Prompt -> Transcribe every line, keeping it exact.

Items listed in a dataset:
====
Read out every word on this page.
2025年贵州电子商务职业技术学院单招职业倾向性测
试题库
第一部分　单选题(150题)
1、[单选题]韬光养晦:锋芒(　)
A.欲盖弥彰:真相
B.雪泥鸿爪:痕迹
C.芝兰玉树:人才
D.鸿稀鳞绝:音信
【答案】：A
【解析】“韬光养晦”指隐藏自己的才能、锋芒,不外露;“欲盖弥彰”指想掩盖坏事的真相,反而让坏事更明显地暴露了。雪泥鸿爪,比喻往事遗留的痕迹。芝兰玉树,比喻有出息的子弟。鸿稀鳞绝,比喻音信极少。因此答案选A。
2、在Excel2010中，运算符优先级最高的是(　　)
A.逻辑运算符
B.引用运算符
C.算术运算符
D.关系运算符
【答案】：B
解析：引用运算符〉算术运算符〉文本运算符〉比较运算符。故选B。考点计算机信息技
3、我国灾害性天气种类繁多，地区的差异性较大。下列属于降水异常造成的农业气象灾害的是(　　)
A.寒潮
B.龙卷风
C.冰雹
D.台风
====
Final result ->
Read out every word on this page.
2025年贵州电子商务职业技术学院单招职业倾向性测
试题库
第一部分　单选题(150题)
1、[单选题]韬光养晦:锋芒(　)
A.欲盖弥彰:真相
B.雪泥鸿爪:痕迹
C.芝兰玉树:人才
D.鸿稀鳞绝:音信
【答案】：A
【解析】“韬光养晦”指隐藏自己的才能、锋芒,不外露;“欲盖弥彰”指想掩盖坏事的真相,反而让坏事更明显地暴露了。雪泥鸿爪,比喻往事遗留的痕迹。芝兰玉树,比喻有出息的子弟。鸿稀鳞绝,比喻音信极少。因此答案选A。
2、在Excel2010中，运算符优先级最高的是(　　)
A.逻辑运算符
B.引用运算符
C.算术运算符
D.关系运算符
【答案】：B
解析：引用运算符〉算术运算符〉文本运算符〉比较运算符。故选B。考点计算机信息技
3、我国灾害性天气种类繁多，地区的差异性较大。下列属于降水异常造成的农业气象灾害的是(　　)
A.寒潮
B.龙卷风
C.冰雹
D.台风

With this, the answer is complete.